* Start MATERIAL FOR THE TASK *

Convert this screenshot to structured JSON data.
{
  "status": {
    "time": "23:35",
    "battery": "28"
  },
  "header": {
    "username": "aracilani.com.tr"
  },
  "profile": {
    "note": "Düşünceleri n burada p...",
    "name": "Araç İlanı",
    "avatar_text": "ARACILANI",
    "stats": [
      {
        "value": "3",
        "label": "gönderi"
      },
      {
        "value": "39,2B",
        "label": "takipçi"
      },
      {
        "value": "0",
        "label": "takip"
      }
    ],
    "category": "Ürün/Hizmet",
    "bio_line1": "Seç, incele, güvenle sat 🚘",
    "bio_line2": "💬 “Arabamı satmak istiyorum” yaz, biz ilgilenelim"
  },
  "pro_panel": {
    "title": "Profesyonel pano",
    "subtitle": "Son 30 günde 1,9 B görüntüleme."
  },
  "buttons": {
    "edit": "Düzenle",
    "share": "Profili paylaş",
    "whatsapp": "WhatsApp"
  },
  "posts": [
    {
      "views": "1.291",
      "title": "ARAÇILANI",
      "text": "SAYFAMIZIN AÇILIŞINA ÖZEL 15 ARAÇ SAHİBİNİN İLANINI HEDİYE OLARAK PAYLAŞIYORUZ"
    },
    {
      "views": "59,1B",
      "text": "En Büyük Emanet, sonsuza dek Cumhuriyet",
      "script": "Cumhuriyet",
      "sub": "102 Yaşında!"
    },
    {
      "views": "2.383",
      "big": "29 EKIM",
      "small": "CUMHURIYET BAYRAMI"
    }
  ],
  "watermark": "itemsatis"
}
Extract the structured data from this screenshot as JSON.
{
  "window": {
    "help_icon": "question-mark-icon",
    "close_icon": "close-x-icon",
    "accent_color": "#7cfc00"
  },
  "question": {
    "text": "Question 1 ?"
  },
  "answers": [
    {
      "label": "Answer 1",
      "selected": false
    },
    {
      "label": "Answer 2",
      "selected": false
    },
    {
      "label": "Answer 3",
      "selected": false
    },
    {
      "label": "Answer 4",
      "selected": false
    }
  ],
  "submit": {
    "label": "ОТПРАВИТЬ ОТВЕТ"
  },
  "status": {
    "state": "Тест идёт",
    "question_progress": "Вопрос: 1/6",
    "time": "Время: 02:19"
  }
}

* End MATERIAL FOR THE TASK *

# WORK INSTRUCTIONS
Every entry must be quoted exactly as it appears above.

# ANSWER BELOW
Convert this screenshot to structured JSON data.
{
  "status": {
    "time": "23:35",
    "battery": "28"
  },
  "header": {
    "username": "aracilani.com.tr"
  },
  "profile": {
    "note": "Düşünceleri n burada p...",
    "name": "Araç İlanı",
    "avatar_text": "ARACILANI",
    "stats": [
      {
        "value": "3",
        "label": "gönderi"
      },
      {
        "value": "39,2B",
        "label": "takipçi"
      },
      {
        "value": "0",
        "label": "takip"
      }
    ],
    "category": "Ürün/Hizmet",
    "bio_line1": "Seç, incele, güvenle sat 🚘",
    "bio_line2": "💬 “Arabamı satmak istiyorum” yaz, biz ilgilenelim"
  },
  "pro_panel": {
    "title": "Profesyonel pano",
    "subtitle": "Son 30 günde 1,9 B görüntüleme."
  },
  "buttons": {
    "edit": "Düzenle",
    "share": "Profili paylaş",
    "whatsapp": "WhatsApp"
  },
  "posts": [
    {
      "views": "1.291",
      "title": "ARAÇILANI",
      "text": "SAYFAMIZIN AÇILIŞINA ÖZEL 15 ARAÇ SAHİBİNİN İLANINI HEDİYE OLARAK PAYLAŞIYORUZ"
    },
    {
      "views": "59,1B",
      "text": "En Büyük Emanet, sonsuza dek Cumhuriyet",
      "script": "Cumhuriyet",
      "sub": "102 Yaşında!"
    },
    {
      "views": "2.383",
      "big": "29 EKIM",
      "small": "CUMHURIYET BAYRAMI"
    }
  ],
  "watermark": "itemsatis"
}
Extract the structured data from this screenshot as JSON.
{
  "window": {
    "help_icon": "question-mark-icon",
    "close_icon": "close-x-icon",
    "accent_color": "#7cfc00"
  },
  "question": {
    "text": "Question 1 ?"
  },
  "answers": [
    {
      "label": "Answer 1",
      "selected": false
    },
    {
      "label": "Answer 2",
      "selected": false
    },
    {
      "label": "Answer 3",
      "selected": false
    },
    {
      "label": "Answer 4",
      "selected": false
    }
  ],
  "submit": {
    "label": "ОТПРАВИТЬ ОТВЕТ"
  },
  "status": {
    "state": "Тест идёт",
    "question_progress": "Вопрос: 1/6",
    "time": "Время: 02:19"
  }
}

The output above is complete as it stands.